══ DATASET EXTRACT

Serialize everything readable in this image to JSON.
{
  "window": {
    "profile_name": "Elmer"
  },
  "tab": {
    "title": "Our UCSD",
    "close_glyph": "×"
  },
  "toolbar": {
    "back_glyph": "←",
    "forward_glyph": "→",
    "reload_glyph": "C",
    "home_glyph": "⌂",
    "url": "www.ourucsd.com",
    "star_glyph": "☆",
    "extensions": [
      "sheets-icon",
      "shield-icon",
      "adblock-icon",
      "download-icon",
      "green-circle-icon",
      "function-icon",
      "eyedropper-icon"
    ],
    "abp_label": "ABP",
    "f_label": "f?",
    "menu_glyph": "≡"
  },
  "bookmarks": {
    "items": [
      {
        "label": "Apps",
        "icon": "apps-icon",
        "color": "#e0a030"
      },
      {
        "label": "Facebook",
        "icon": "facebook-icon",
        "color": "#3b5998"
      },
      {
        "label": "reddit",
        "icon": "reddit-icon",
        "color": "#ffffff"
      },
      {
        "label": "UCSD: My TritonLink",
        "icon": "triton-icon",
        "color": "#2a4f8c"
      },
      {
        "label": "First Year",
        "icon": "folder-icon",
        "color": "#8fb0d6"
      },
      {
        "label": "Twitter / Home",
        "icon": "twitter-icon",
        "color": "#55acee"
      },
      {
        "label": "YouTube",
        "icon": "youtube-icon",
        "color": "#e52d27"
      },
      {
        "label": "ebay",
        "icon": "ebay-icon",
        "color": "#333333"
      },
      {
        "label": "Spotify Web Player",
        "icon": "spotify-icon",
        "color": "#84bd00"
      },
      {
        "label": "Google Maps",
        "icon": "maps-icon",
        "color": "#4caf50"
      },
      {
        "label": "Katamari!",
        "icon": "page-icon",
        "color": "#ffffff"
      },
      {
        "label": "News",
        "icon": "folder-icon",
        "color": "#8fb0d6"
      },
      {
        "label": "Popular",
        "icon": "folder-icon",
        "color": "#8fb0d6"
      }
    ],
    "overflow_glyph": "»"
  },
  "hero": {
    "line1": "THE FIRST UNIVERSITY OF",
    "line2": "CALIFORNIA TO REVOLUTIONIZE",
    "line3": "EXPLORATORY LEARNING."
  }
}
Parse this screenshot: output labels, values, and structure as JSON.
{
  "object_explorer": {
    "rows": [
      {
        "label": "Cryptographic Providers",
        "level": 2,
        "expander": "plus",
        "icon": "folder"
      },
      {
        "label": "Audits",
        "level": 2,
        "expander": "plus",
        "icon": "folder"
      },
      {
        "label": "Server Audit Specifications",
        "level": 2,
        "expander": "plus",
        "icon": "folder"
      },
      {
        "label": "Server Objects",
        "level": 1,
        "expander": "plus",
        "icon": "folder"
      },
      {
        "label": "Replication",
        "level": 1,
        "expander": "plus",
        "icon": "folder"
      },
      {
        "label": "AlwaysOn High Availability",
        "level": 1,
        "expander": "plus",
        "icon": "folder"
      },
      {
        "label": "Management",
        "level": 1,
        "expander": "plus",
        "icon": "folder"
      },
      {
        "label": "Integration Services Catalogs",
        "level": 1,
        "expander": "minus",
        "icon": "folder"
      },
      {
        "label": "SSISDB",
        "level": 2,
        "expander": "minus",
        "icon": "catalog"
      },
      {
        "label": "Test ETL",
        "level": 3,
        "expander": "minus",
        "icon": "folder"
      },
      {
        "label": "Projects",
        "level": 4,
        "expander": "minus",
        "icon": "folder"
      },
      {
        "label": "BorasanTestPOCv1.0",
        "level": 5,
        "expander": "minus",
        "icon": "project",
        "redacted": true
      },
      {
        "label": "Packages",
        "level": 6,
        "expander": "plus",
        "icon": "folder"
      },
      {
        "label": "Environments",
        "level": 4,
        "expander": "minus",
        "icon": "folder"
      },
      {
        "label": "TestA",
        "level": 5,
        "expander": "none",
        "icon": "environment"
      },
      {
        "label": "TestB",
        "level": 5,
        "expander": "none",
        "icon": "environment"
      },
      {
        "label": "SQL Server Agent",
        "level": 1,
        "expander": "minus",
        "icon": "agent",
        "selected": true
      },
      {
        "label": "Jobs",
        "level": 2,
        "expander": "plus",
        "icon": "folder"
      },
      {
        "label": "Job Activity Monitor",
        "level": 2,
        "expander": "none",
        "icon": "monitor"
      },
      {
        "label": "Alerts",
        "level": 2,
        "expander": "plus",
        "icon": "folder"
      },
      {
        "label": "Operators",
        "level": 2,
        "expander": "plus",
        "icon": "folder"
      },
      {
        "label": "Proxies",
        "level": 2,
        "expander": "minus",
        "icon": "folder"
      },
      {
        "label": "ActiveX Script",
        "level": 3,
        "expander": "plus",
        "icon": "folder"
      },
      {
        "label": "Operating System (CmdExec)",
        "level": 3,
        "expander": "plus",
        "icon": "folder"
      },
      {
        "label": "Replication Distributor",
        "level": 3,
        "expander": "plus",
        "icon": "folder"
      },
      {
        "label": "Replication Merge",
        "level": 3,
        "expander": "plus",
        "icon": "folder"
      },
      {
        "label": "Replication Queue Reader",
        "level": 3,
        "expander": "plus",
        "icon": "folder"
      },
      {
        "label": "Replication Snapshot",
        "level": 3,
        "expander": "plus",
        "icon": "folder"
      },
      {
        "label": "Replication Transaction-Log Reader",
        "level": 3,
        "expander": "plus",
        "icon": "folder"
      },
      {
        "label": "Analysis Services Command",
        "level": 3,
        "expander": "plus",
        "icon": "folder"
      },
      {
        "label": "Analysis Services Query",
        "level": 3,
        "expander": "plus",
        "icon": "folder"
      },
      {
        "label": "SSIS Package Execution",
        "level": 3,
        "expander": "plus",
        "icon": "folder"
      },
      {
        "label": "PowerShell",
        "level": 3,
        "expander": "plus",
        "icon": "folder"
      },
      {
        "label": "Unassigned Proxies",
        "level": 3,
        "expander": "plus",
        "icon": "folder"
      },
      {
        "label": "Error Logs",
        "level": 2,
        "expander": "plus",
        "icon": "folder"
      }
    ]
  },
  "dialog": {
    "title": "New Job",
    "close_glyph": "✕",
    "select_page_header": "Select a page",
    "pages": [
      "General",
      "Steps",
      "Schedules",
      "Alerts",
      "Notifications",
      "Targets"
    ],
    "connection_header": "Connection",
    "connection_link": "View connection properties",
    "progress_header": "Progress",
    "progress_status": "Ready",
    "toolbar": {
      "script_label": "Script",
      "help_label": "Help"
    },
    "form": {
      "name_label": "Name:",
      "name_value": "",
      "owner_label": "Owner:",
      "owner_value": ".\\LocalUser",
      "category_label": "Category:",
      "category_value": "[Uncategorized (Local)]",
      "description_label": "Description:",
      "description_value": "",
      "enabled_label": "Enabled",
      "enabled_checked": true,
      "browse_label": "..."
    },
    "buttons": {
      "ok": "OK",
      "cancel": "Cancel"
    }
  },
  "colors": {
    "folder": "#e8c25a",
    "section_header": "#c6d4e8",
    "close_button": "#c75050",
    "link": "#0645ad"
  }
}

════

DESCRIPTION OF THE TASK> Show the lines of the records that include the string "Server".

RESULT OF THE EXERCISE>
        "label": "Server Audit Specifications",
        "label": "Server Objects",
        "label": "SQL Server Agent",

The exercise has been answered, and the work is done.